Data entries:
━━━━━━━━━━━━━━━━━━━━━━━━━━━━━━

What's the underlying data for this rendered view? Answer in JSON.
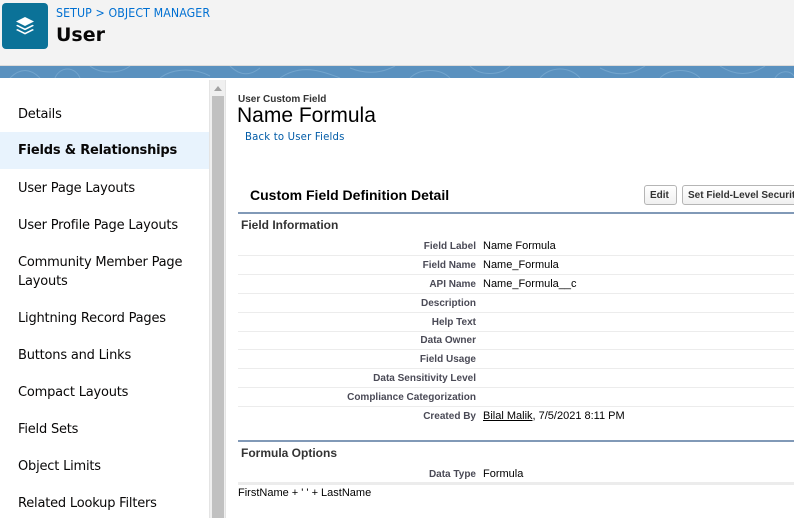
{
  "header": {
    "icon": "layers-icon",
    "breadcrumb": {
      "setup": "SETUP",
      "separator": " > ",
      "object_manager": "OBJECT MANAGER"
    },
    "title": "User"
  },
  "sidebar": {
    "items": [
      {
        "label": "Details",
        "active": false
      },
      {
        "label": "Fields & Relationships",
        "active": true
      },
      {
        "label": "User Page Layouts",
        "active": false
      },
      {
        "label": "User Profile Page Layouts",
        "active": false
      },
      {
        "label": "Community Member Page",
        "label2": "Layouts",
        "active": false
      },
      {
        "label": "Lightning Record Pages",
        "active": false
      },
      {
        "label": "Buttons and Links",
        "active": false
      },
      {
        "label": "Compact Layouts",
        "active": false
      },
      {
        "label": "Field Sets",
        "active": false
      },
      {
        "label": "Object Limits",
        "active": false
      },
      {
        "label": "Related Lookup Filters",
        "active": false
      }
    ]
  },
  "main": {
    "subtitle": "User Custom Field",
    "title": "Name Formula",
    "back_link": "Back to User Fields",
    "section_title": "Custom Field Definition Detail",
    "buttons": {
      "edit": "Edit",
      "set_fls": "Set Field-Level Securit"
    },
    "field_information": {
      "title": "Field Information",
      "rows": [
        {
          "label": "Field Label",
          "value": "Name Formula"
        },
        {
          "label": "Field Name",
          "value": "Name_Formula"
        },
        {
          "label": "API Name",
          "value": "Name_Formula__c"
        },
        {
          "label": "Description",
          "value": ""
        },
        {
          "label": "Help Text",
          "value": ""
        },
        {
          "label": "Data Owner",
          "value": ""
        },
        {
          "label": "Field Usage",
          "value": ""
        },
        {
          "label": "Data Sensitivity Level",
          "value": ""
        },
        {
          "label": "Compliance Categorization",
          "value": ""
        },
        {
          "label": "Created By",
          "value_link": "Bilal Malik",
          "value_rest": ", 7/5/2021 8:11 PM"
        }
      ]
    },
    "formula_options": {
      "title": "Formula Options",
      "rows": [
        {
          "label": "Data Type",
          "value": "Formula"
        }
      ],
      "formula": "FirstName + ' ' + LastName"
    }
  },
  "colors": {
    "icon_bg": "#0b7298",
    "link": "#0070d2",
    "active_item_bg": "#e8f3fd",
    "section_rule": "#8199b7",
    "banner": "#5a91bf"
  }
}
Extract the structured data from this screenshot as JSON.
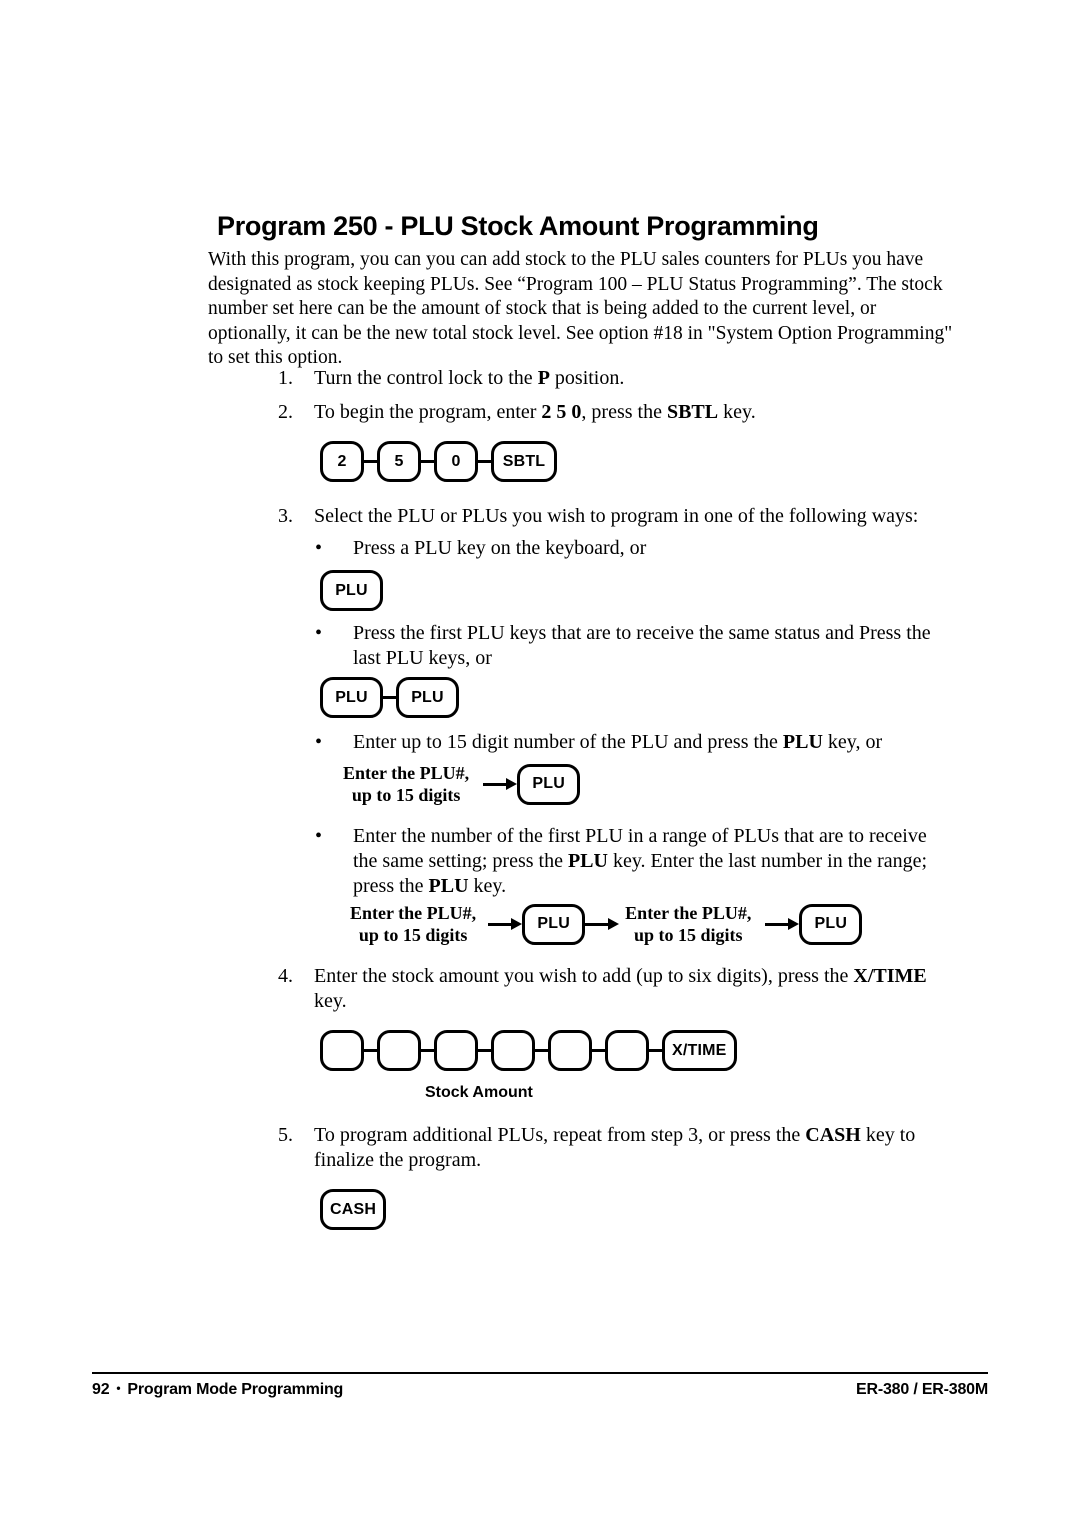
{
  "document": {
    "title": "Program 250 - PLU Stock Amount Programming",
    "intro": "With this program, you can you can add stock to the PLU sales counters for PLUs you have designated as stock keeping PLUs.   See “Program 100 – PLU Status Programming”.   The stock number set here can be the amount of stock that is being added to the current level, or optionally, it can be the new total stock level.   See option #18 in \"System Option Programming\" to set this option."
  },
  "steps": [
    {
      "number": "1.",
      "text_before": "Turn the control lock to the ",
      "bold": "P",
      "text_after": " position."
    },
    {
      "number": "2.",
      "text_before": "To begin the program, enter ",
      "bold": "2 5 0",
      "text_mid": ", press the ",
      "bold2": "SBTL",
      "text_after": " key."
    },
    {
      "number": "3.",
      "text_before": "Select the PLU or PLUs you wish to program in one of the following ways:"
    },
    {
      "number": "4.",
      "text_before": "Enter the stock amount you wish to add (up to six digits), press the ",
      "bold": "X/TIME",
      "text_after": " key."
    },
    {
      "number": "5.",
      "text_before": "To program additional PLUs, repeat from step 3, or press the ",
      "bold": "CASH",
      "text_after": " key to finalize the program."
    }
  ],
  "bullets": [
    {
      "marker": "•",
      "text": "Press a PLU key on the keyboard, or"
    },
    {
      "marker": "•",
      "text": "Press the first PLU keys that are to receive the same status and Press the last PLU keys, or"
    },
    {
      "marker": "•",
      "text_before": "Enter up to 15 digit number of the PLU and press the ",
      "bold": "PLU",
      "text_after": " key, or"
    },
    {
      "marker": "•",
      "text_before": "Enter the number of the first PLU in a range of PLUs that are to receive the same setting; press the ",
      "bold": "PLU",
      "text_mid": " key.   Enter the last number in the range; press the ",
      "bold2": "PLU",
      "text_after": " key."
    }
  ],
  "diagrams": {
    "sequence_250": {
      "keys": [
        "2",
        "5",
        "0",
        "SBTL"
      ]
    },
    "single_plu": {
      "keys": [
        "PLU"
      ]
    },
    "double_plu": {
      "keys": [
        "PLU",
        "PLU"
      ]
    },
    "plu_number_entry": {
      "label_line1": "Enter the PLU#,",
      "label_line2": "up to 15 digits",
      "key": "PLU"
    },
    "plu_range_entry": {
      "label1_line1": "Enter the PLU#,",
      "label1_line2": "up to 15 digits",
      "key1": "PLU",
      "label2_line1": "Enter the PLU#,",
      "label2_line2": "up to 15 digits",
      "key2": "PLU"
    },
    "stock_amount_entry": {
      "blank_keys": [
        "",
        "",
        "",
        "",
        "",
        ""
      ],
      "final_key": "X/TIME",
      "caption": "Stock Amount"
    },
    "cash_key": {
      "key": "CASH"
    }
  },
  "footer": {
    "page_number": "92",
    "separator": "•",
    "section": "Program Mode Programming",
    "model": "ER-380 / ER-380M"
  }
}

━━━━━━━━━━━━━━━━━━━━━━━━━━━━━━

• _Problem statement_
Show all lines from the listing above in which "PLUs" appears.

• _Task result_
    "intro": "With this program, you can you can add stock to the PLU sales counters for PLUs you have designated as stock keeping PLUs.   See “Program 100 – PLU Status Programming”.   The stock number set here can be the amount of stock that is being added to the current level, or optionally, it can be the new total stock level.   See option #18 in \"System Option Programming\" to set this option."
      "text_before": "Select the PLU or PLUs you wish to program in one of the following ways:"
      "text_before": "To program additional PLUs, repeat from step 3, or press the ",
      "text_before": "Enter the number of the first PLU in a range of PLUs that are to receive the same setting; press the ",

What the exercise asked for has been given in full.